> Aim of the exercise:
List all lines in the material below that contain "FIBERID".

Structured figure records:
— Start —

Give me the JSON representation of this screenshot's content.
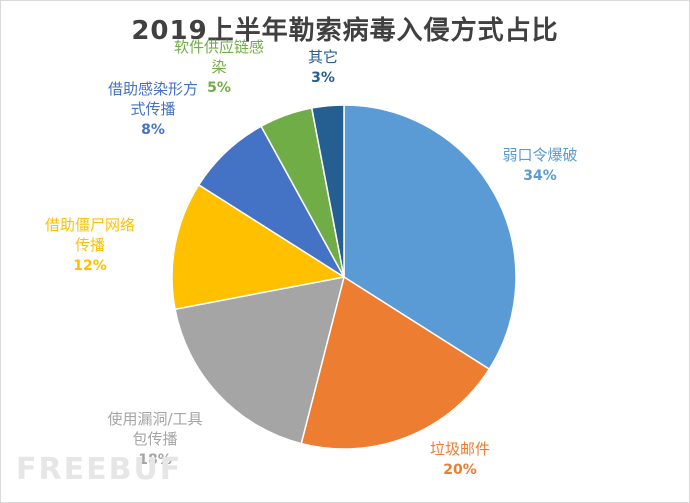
{
  "chart_data": {
    "type": "pie",
    "title": "2019上半年勒索病毒入侵方式占比",
    "slices": [
      {
        "name": "弱口令爆破",
        "value": 34,
        "pct": "34%",
        "color": "#5b9bd5"
      },
      {
        "name": "垃圾邮件",
        "value": 20,
        "pct": "20%",
        "color": "#ed7d31"
      },
      {
        "name": "使用漏洞/工具包传播",
        "value": 18,
        "pct": "18%",
        "color": "#a5a5a5"
      },
      {
        "name": "借助僵尸网络传播",
        "value": 12,
        "pct": "12%",
        "color": "#ffc000"
      },
      {
        "name": "借助感染形方式传播",
        "value": 8,
        "pct": "8%",
        "color": "#4472c4"
      },
      {
        "name": "软件供应链感染",
        "value": 5,
        "pct": "5%",
        "color": "#70ad47"
      },
      {
        "name": "其它",
        "value": 3,
        "pct": "3%",
        "color": "#255e91"
      }
    ]
  },
  "watermark": "FREEBUF"
}
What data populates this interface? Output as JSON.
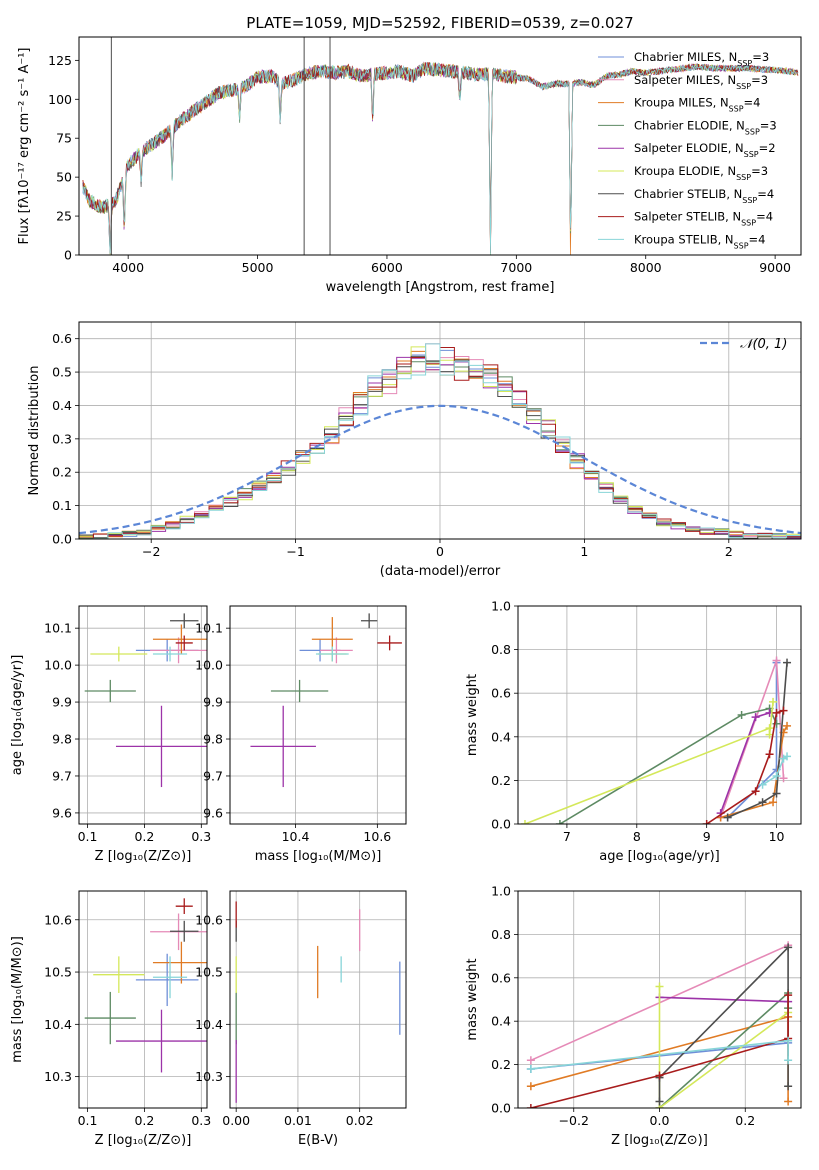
{
  "figure_title": "PLATE=1059, MJD=52592, FIBERID=0539, z=0.027",
  "colors": {
    "Chabrier MILES": "#6f8fd8",
    "Salpeter MILES": "#e58ab7",
    "Kroupa MILES": "#e07b25",
    "Chabrier ELODIE": "#5d8a63",
    "Salpeter ELODIE": "#9c33a8",
    "Kroupa ELODIE": "#d4e85a",
    "Chabrier STELIB": "#4d4d4d",
    "Salpeter STELIB": "#a81c1c",
    "Kroupa STELIB": "#88d5d8"
  },
  "chart_data": [
    {
      "type": "line",
      "title": "PLATE=1059, MJD=52592, FIBERID=0539, z=0.027",
      "xlabel": "wavelength [Angstrom, rest frame]",
      "ylabel": "Flux [fλ10⁻¹⁷ erg cm⁻² s⁻¹ A⁻¹]",
      "xlim": [
        3620,
        9200
      ],
      "ylim": [
        0,
        140
      ],
      "xticks": [
        4000,
        5000,
        6000,
        7000,
        8000,
        9000
      ],
      "yticks": [
        0,
        25,
        50,
        75,
        100,
        125
      ],
      "legend": "right",
      "series": [
        {
          "name": "Chabrier MILES, N_SSP=3",
          "label": "Chabrier MILES, N",
          "sub": "SSP",
          "suffix": "=3"
        },
        {
          "name": "Salpeter MILES, N_SSP=3",
          "label": "Salpeter MILES, N",
          "sub": "SSP",
          "suffix": "=3"
        },
        {
          "name": "Kroupa MILES, N_SSP=4",
          "label": "Kroupa MILES, N",
          "sub": "SSP",
          "suffix": "=4"
        },
        {
          "name": "Chabrier ELODIE, N_SSP=3",
          "label": "Chabrier ELODIE, N",
          "sub": "SSP",
          "suffix": "=3"
        },
        {
          "name": "Salpeter ELODIE, N_SSP=2",
          "label": "Salpeter ELODIE, N",
          "sub": "SSP",
          "suffix": "=2"
        },
        {
          "name": "Kroupa ELODIE, N_SSP=3",
          "label": "Kroupa ELODIE, N",
          "sub": "SSP",
          "suffix": "=3"
        },
        {
          "name": "Chabrier STELIB, N_SSP=4",
          "label": "Chabrier STELIB, N",
          "sub": "SSP",
          "suffix": "=4"
        },
        {
          "name": "Salpeter STELIB, N_SSP=4",
          "label": "Salpeter STELIB, N",
          "sub": "SSP",
          "suffix": "=4"
        },
        {
          "name": "Kroupa STELIB, N_SSP=4",
          "label": "Kroupa STELIB, N",
          "sub": "SSP",
          "suffix": "=4"
        }
      ],
      "continuum": {
        "x": [
          3650,
          3700,
          3800,
          3900,
          4000,
          4100,
          4200,
          4300,
          4400,
          4500,
          4600,
          4700,
          4800,
          4900,
          5000,
          5100,
          5200,
          5300,
          5400,
          5500,
          5600,
          5700,
          5800,
          5900,
          6000,
          6100,
          6200,
          6300,
          6400,
          6500,
          6600,
          6700,
          6800,
          6900,
          7000,
          7100,
          7200,
          7300,
          7400,
          7500,
          7600,
          7700,
          7800,
          7900,
          8000,
          8100,
          8200,
          8300,
          8400,
          8500,
          8600,
          8700,
          8800,
          8900,
          9000,
          9100,
          9180
        ],
        "y": [
          44,
          35,
          30,
          34,
          58,
          66,
          72,
          78,
          86,
          92,
          98,
          104,
          106,
          108,
          114,
          115,
          110,
          113,
          117,
          118,
          117,
          118,
          115,
          116,
          117,
          118,
          115,
          120,
          119,
          118,
          117,
          116,
          116,
          115,
          114,
          113,
          108,
          110,
          110,
          111,
          109,
          115,
          116,
          118,
          117,
          118,
          119,
          120,
          121,
          120,
          120,
          120,
          120,
          119,
          119,
          118,
          117
        ]
      },
      "dips": [
        {
          "x": 3860,
          "y": 4
        },
        {
          "x": 3970,
          "y": 15
        },
        {
          "x": 4100,
          "y": 48
        },
        {
          "x": 4340,
          "y": 52
        },
        {
          "x": 4861,
          "y": 88
        },
        {
          "x": 5175,
          "y": 86
        },
        {
          "x": 5890,
          "y": 85
        },
        {
          "x": 6563,
          "y": 98
        },
        {
          "x": 6800,
          "y": 0
        },
        {
          "x": 7420,
          "y": 0
        }
      ],
      "spikes": [
        {
          "x": 3870,
          "y": 140,
          "series": "Chabrier STELIB, N_SSP=4"
        },
        {
          "x": 5360,
          "y": 140,
          "series": "Chabrier STELIB, N_SSP=4"
        },
        {
          "x": 5560,
          "y": 140,
          "series": "Chabrier STELIB, N_SSP=4"
        }
      ]
    },
    {
      "type": "line",
      "xlabel": "(data-model)/error",
      "ylabel": "Normed distribution",
      "xlim": [
        -2.5,
        2.5
      ],
      "ylim": [
        0,
        0.65
      ],
      "xticks": [
        -2,
        -1,
        0,
        1,
        2
      ],
      "yticks": [
        0.0,
        0.1,
        0.2,
        0.3,
        0.4,
        0.5,
        0.6
      ],
      "grid": true,
      "legend": "top-right",
      "reference": {
        "name": "N(0,1)",
        "label": "𝒩(0, 1)",
        "mean": 0,
        "sigma": 1,
        "style": "dashed",
        "color": "#5b86d6"
      },
      "histogram_bins": [
        -2.5,
        2.5,
        0.1
      ],
      "histogram_envelope": {
        "x": [
          -2.45,
          -2.25,
          -2.05,
          -1.85,
          -1.65,
          -1.45,
          -1.25,
          -1.05,
          -0.85,
          -0.65,
          -0.45,
          -0.25,
          -0.05,
          0.15,
          0.35,
          0.55,
          0.75,
          0.95,
          1.15,
          1.35,
          1.55,
          1.75,
          1.95,
          2.15,
          2.45
        ],
        "y": [
          0.005,
          0.01,
          0.02,
          0.04,
          0.07,
          0.11,
          0.16,
          0.21,
          0.27,
          0.36,
          0.45,
          0.5,
          0.55,
          0.52,
          0.48,
          0.42,
          0.33,
          0.23,
          0.15,
          0.09,
          0.05,
          0.03,
          0.02,
          0.01,
          0.005
        ]
      }
    },
    {
      "type": "scatter",
      "xlabel": "Z [log₁₀(Z/Z⊙)]",
      "ylabel": "age  [log₁₀(age/yr)]",
      "xlim": [
        0.085,
        0.31
      ],
      "ylim": [
        9.57,
        10.16
      ],
      "xticks": [
        0.1,
        0.2,
        0.3
      ],
      "yticks": [
        9.6,
        9.7,
        9.8,
        9.9,
        10.0,
        10.1
      ],
      "grid": true,
      "points": [
        {
          "series": "Chabrier MILES",
          "x": 0.24,
          "y": 10.04,
          "xerr": 0.055,
          "yerr": 0.03
        },
        {
          "series": "Salpeter MILES",
          "x": 0.26,
          "y": 10.04,
          "xerr": 0.05,
          "yerr": 0.035
        },
        {
          "series": "Kroupa MILES",
          "x": 0.265,
          "y": 10.07,
          "xerr": 0.05,
          "yerr": 0.04
        },
        {
          "series": "Chabrier ELODIE",
          "x": 0.14,
          "y": 9.93,
          "xerr": 0.045,
          "yerr": 0.03
        },
        {
          "series": "Salpeter ELODIE",
          "x": 0.23,
          "y": 9.78,
          "xerr": 0.08,
          "yerr": 0.11
        },
        {
          "series": "Kroupa ELODIE",
          "x": 0.155,
          "y": 10.03,
          "xerr": 0.05,
          "yerr": 0.02
        },
        {
          "series": "Chabrier STELIB",
          "x": 0.27,
          "y": 10.12,
          "xerr": 0.025,
          "yerr": 0.02
        },
        {
          "series": "Salpeter STELIB",
          "x": 0.27,
          "y": 10.06,
          "xerr": 0.015,
          "yerr": 0.02
        },
        {
          "series": "Kroupa STELIB",
          "x": 0.245,
          "y": 10.03,
          "xerr": 0.03,
          "yerr": 0.02
        }
      ]
    },
    {
      "type": "scatter",
      "xlabel": "mass [log₁₀(M/M⊙)]",
      "xlim": [
        10.24,
        10.67
      ],
      "ylim": [
        9.57,
        10.16
      ],
      "xticks": [
        10.4,
        10.6
      ],
      "yticks": [
        9.6,
        9.7,
        9.8,
        9.9,
        10.0,
        10.1
      ],
      "grid": true,
      "points": [
        {
          "series": "Chabrier MILES",
          "x": 10.46,
          "y": 10.04,
          "xerr": 0.05,
          "yerr": 0.03
        },
        {
          "series": "Salpeter MILES",
          "x": 10.5,
          "y": 10.04,
          "xerr": 0.04,
          "yerr": 0.035
        },
        {
          "series": "Kroupa MILES",
          "x": 10.49,
          "y": 10.07,
          "xerr": 0.05,
          "yerr": 0.06
        },
        {
          "series": "Chabrier ELODIE",
          "x": 10.41,
          "y": 9.93,
          "xerr": 0.07,
          "yerr": 0.03
        },
        {
          "series": "Salpeter ELODIE",
          "x": 10.37,
          "y": 9.78,
          "xerr": 0.08,
          "yerr": 0.11
        },
        {
          "series": "Kroupa ELODIE",
          "x": 10.49,
          "y": 10.03,
          "xerr": 0.035,
          "yerr": 0.02
        },
        {
          "series": "Chabrier STELIB",
          "x": 10.58,
          "y": 10.12,
          "xerr": 0.02,
          "yerr": 0.02
        },
        {
          "series": "Salpeter STELIB",
          "x": 10.63,
          "y": 10.06,
          "xerr": 0.03,
          "yerr": 0.02
        },
        {
          "series": "Kroupa STELIB",
          "x": 10.49,
          "y": 10.03,
          "xerr": 0.04,
          "yerr": 0.02
        }
      ]
    },
    {
      "type": "line",
      "xlabel": "age  [log₁₀(age/yr)]",
      "ylabel": "mass weight",
      "xlim": [
        6.3,
        10.35
      ],
      "ylim": [
        0,
        1
      ],
      "xticks": [
        7,
        8,
        9,
        10
      ],
      "yticks": [
        0.0,
        0.2,
        0.4,
        0.6,
        0.8,
        1.0
      ],
      "grid": true,
      "series": [
        {
          "series": "Chabrier MILES",
          "x": [
            9.3,
            10.0,
            10.0
          ],
          "y": [
            0.03,
            0.25,
            0.74
          ]
        },
        {
          "series": "Salpeter MILES",
          "x": [
            9.2,
            10.0,
            10.1
          ],
          "y": [
            0.03,
            0.75,
            0.21
          ]
        },
        {
          "series": "Kroupa MILES",
          "x": [
            9.2,
            9.95,
            10.1,
            10.15
          ],
          "y": [
            0.03,
            0.1,
            0.42,
            0.45
          ]
        },
        {
          "series": "Chabrier ELODIE",
          "x": [
            6.9,
            9.5,
            9.9,
            10.0
          ],
          "y": [
            0.0,
            0.5,
            0.53,
            0.46
          ]
        },
        {
          "series": "Salpeter ELODIE",
          "x": [
            9.2,
            9.7,
            9.9
          ],
          "y": [
            0.05,
            0.49,
            0.51
          ]
        },
        {
          "series": "Kroupa ELODIE",
          "x": [
            6.4,
            9.9,
            9.9,
            9.95
          ],
          "y": [
            0.0,
            0.44,
            0.41,
            0.56
          ]
        },
        {
          "series": "Chabrier STELIB",
          "x": [
            9.3,
            9.8,
            10.0,
            10.15
          ],
          "y": [
            0.03,
            0.1,
            0.14,
            0.74
          ]
        },
        {
          "series": "Salpeter STELIB",
          "x": [
            9.0,
            9.7,
            9.9,
            10.0,
            10.1
          ],
          "y": [
            0.0,
            0.15,
            0.32,
            0.51,
            0.52
          ]
        },
        {
          "series": "Kroupa STELIB",
          "x": [
            9.8,
            10.0,
            10.1,
            10.15
          ],
          "y": [
            0.18,
            0.22,
            0.3,
            0.31
          ]
        }
      ]
    },
    {
      "type": "scatter",
      "xlabel": "Z [log₁₀(Z/Z⊙)]",
      "ylabel": "mass [log₁₀(M/M⊙)]",
      "xlim": [
        0.085,
        0.31
      ],
      "ylim": [
        10.24,
        10.655
      ],
      "xticks": [
        0.1,
        0.2,
        0.3
      ],
      "yticks": [
        10.3,
        10.4,
        10.5,
        10.6
      ],
      "grid": true,
      "points": [
        {
          "series": "Chabrier MILES",
          "x": 0.24,
          "y": 10.485,
          "xerr": 0.055,
          "yerr": 0.05
        },
        {
          "series": "Salpeter MILES",
          "x": 0.26,
          "y": 10.577,
          "xerr": 0.05,
          "yerr": 0.035
        },
        {
          "series": "Kroupa MILES",
          "x": 0.265,
          "y": 10.518,
          "xerr": 0.05,
          "yerr": 0.04
        },
        {
          "series": "Chabrier ELODIE",
          "x": 0.14,
          "y": 10.412,
          "xerr": 0.045,
          "yerr": 0.05
        },
        {
          "series": "Salpeter ELODIE",
          "x": 0.23,
          "y": 10.368,
          "xerr": 0.08,
          "yerr": 0.06
        },
        {
          "series": "Kroupa ELODIE",
          "x": 0.155,
          "y": 10.495,
          "xerr": 0.045,
          "yerr": 0.035
        },
        {
          "series": "Chabrier STELIB",
          "x": 0.27,
          "y": 10.578,
          "xerr": 0.025,
          "yerr": 0.02
        },
        {
          "series": "Salpeter STELIB",
          "x": 0.27,
          "y": 10.626,
          "xerr": 0.015,
          "yerr": 0.015
        },
        {
          "series": "Kroupa STELIB",
          "x": 0.245,
          "y": 10.49,
          "xerr": 0.03,
          "yerr": 0.04
        }
      ]
    },
    {
      "type": "scatter",
      "xlabel": "E(B-V)",
      "xlim": [
        -0.001,
        0.0275
      ],
      "ylim": [
        10.24,
        10.655
      ],
      "xticks": [
        0.0,
        0.01,
        0.02
      ],
      "yticks": [
        10.3,
        10.4,
        10.5,
        10.6
      ],
      "grid": true,
      "points": [
        {
          "series": "Chabrier MILES",
          "x": 0.0265,
          "y": 10.45,
          "yerr": 0.07
        },
        {
          "series": "Salpeter MILES",
          "x": 0.02,
          "y": 10.58,
          "yerr": 0.04
        },
        {
          "series": "Kroupa MILES",
          "x": 0.0132,
          "y": 10.5,
          "yerr": 0.05
        },
        {
          "series": "Chabrier ELODIE",
          "x": 0.0,
          "y": 10.412,
          "yerr": 0.05
        },
        {
          "series": "Salpeter ELODIE",
          "x": 0.0,
          "y": 10.31,
          "yerr": 0.06
        },
        {
          "series": "Kroupa ELODIE",
          "x": 0.0,
          "y": 10.495,
          "yerr": 0.035
        },
        {
          "series": "Chabrier STELIB",
          "x": 0.0,
          "y": 10.578,
          "yerr": 0.02
        },
        {
          "series": "Salpeter STELIB",
          "x": 0.0,
          "y": 10.61,
          "yerr": 0.025
        },
        {
          "series": "Kroupa STELIB",
          "x": 0.017,
          "y": 10.505,
          "yerr": 0.025
        }
      ]
    },
    {
      "type": "line",
      "xlabel": "Z [log₁₀(Z/Z⊙)]",
      "ylabel": "mass weight",
      "xlim": [
        -0.33,
        0.33
      ],
      "ylim": [
        0,
        1
      ],
      "xticks": [
        -0.2,
        0.0,
        0.2
      ],
      "xticklabels": [
        "−0.2",
        "0.0",
        "0.2"
      ],
      "yticks": [
        0.0,
        0.2,
        0.4,
        0.6,
        0.8,
        1.0
      ],
      "grid": true,
      "series": [
        {
          "series": "Chabrier MILES",
          "x": [
            -0.3,
            0.3
          ],
          "y": [
            0.18,
            0.3
          ]
        },
        {
          "series": "Salpeter MILES",
          "x": [
            -0.3,
            0.3
          ],
          "y": [
            0.22,
            0.75
          ]
        },
        {
          "series": "Kroupa MILES",
          "x": [
            -0.3,
            0.3,
            0.3
          ],
          "y": [
            0.1,
            0.42,
            0.03
          ]
        },
        {
          "series": "Chabrier ELODIE",
          "x": [
            0.0,
            0.3,
            0.3
          ],
          "y": [
            0.0,
            0.53,
            0.46
          ]
        },
        {
          "series": "Salpeter ELODIE",
          "x": [
            0.0,
            0.3
          ],
          "y": [
            0.51,
            0.49
          ]
        },
        {
          "series": "Kroupa ELODIE",
          "x": [
            0.0,
            0.0,
            0.3
          ],
          "y": [
            0.56,
            0.0,
            0.44
          ]
        },
        {
          "series": "Chabrier STELIB",
          "x": [
            0.0,
            0.0,
            0.3,
            0.3
          ],
          "y": [
            0.03,
            0.14,
            0.74,
            0.1
          ]
        },
        {
          "series": "Salpeter STELIB",
          "x": [
            -0.3,
            0.0,
            0.3,
            0.3
          ],
          "y": [
            0.0,
            0.15,
            0.32,
            0.52
          ]
        },
        {
          "series": "Kroupa STELIB",
          "x": [
            -0.3,
            0.3,
            0.3
          ],
          "y": [
            0.18,
            0.31,
            0.22
          ]
        }
      ]
    }
  ]
}
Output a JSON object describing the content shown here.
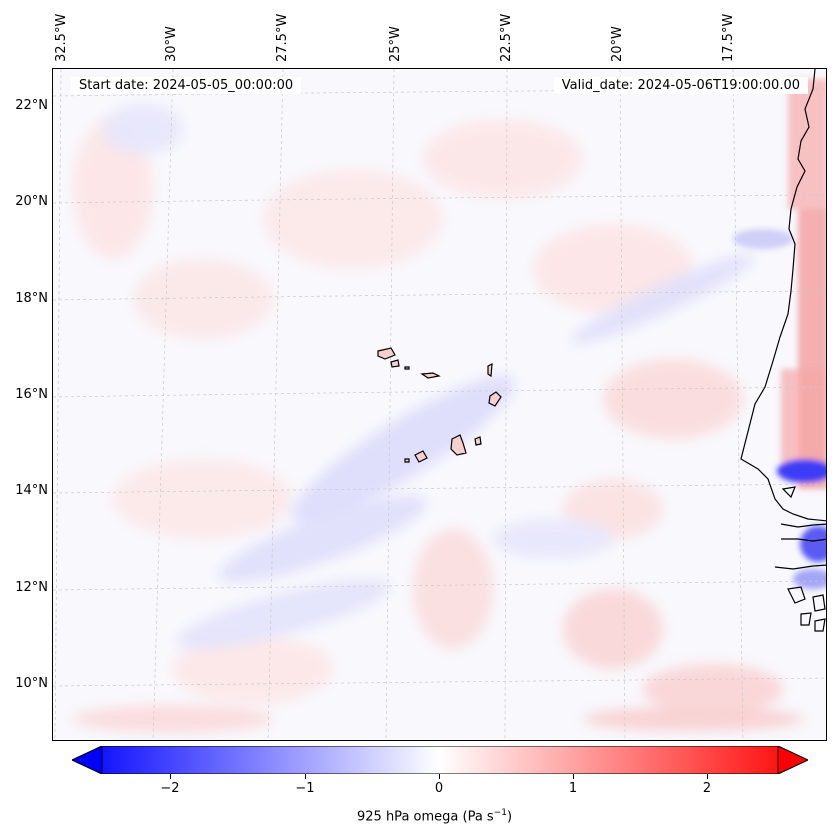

— End —

> Written response:
  "figure_title": "PLATE=1059, MJD=52592, FIBERID=0539, z=0.027",
      "title": "PLATE=1059, MJD=52592, FIBERID=0539, z=0.027",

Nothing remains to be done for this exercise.